→ Your instructions
Find the string "formatting" in the listing and report every line that has it.

Records from a collection:
● ● ●

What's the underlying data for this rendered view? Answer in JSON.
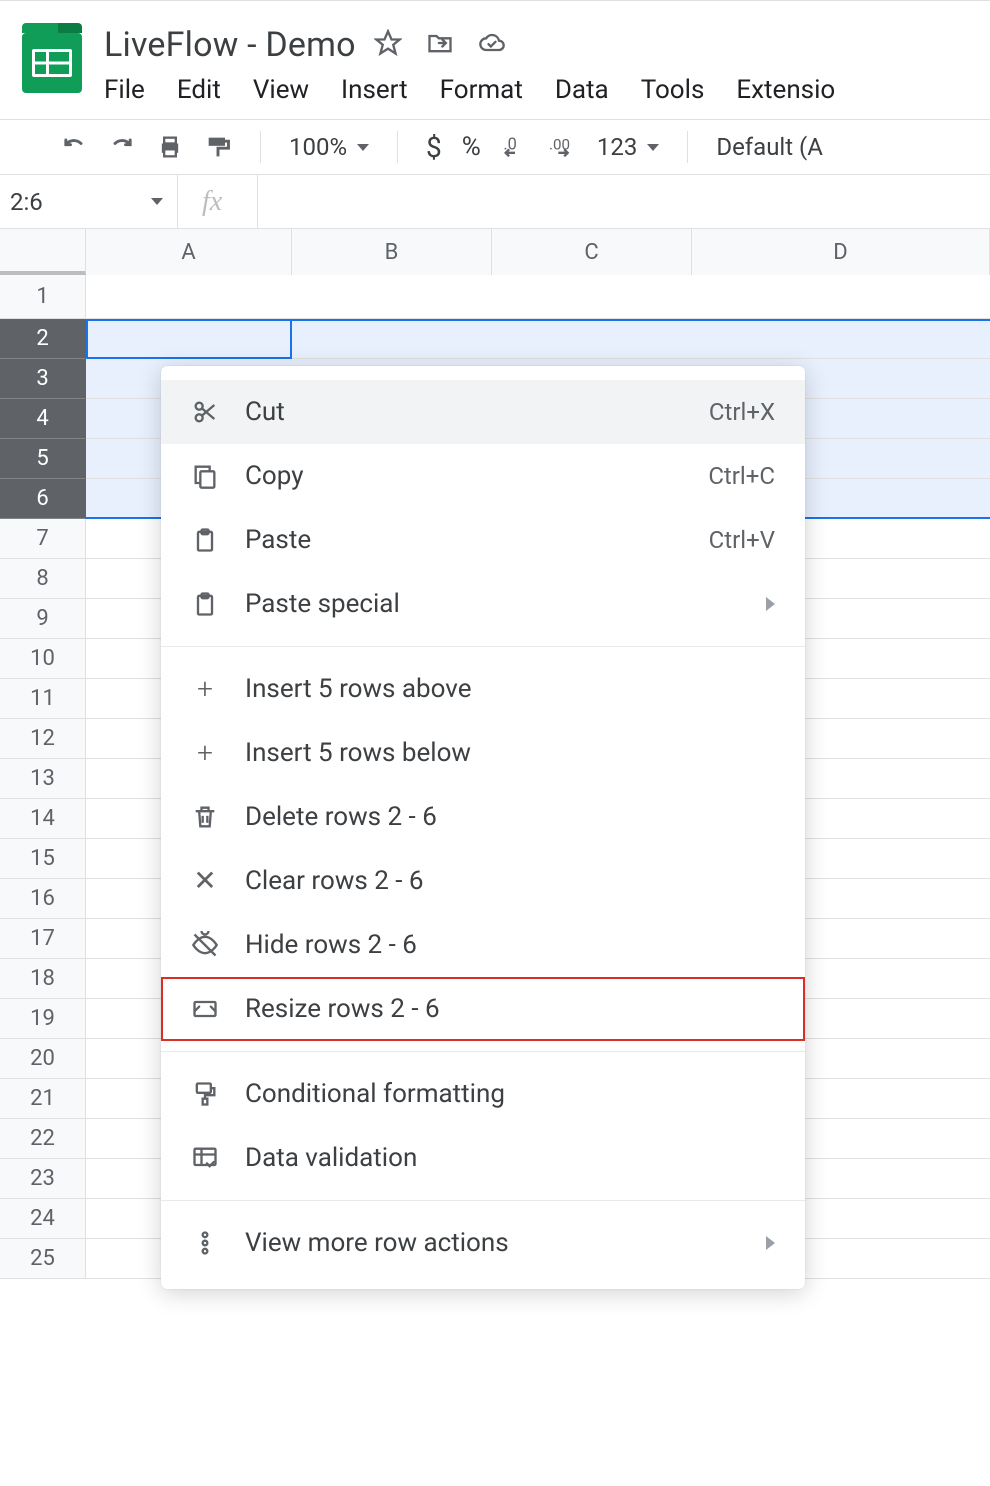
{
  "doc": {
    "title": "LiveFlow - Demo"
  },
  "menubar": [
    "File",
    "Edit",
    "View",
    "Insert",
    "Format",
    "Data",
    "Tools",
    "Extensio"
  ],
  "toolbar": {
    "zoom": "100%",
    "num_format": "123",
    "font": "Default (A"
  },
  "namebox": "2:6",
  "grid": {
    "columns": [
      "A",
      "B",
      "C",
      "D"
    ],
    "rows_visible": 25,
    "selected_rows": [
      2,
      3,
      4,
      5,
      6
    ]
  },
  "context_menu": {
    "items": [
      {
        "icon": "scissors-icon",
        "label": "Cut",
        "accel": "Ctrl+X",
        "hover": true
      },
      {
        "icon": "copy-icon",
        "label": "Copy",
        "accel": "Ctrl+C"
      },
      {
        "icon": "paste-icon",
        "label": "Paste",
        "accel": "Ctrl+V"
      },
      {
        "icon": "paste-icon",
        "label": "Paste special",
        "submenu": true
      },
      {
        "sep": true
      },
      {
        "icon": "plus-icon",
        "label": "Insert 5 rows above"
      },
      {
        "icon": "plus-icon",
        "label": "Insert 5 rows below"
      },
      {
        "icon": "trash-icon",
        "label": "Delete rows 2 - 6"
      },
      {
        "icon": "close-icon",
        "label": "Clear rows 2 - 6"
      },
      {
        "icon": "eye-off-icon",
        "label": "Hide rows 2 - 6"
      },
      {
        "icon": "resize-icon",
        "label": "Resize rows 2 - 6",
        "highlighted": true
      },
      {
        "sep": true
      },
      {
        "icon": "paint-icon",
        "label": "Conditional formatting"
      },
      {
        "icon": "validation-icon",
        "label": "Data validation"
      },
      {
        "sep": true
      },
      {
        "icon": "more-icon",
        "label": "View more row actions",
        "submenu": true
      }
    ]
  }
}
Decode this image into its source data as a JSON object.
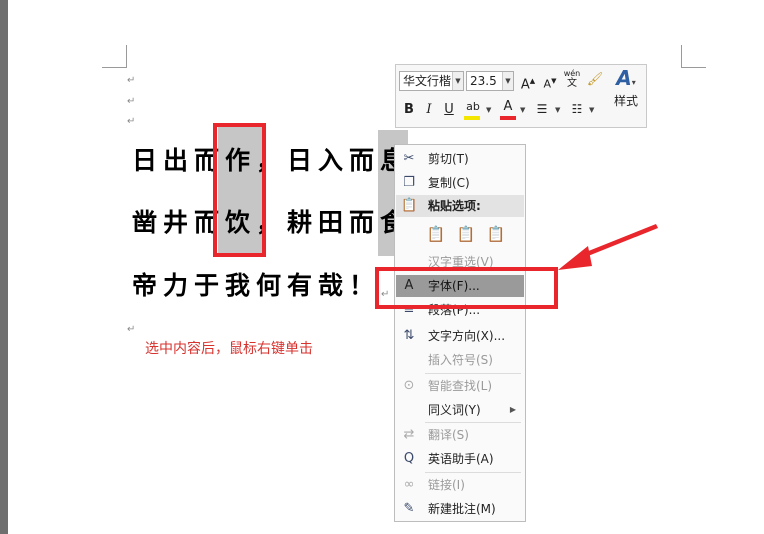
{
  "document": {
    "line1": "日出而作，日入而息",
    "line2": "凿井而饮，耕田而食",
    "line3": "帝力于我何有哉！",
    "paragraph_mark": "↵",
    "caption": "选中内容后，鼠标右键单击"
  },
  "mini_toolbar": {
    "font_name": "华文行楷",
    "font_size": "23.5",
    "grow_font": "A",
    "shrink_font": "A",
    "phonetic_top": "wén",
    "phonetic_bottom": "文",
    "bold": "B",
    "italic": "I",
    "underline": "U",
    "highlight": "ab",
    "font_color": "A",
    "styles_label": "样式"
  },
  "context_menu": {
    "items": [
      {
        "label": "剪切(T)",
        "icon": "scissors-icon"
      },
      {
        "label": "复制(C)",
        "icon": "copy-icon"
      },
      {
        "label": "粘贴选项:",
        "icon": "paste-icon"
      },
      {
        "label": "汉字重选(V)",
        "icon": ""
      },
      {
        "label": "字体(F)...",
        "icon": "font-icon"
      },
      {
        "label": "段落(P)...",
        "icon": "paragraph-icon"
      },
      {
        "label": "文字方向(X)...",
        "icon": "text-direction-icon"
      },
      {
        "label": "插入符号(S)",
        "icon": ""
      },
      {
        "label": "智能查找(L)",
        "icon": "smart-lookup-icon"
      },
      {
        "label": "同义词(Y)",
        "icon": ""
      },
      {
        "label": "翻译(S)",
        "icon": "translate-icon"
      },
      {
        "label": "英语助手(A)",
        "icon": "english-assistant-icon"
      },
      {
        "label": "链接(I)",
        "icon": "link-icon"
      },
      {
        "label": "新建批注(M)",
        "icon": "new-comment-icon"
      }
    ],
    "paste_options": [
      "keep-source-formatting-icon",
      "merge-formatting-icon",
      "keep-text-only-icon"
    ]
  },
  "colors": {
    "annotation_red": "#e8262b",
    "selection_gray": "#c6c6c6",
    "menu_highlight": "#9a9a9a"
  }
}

● ● ●

→ Exercise response
        "label": "Conditional formatting"
      "keep-source-formatting-icon",
      "merge-formatting-icon",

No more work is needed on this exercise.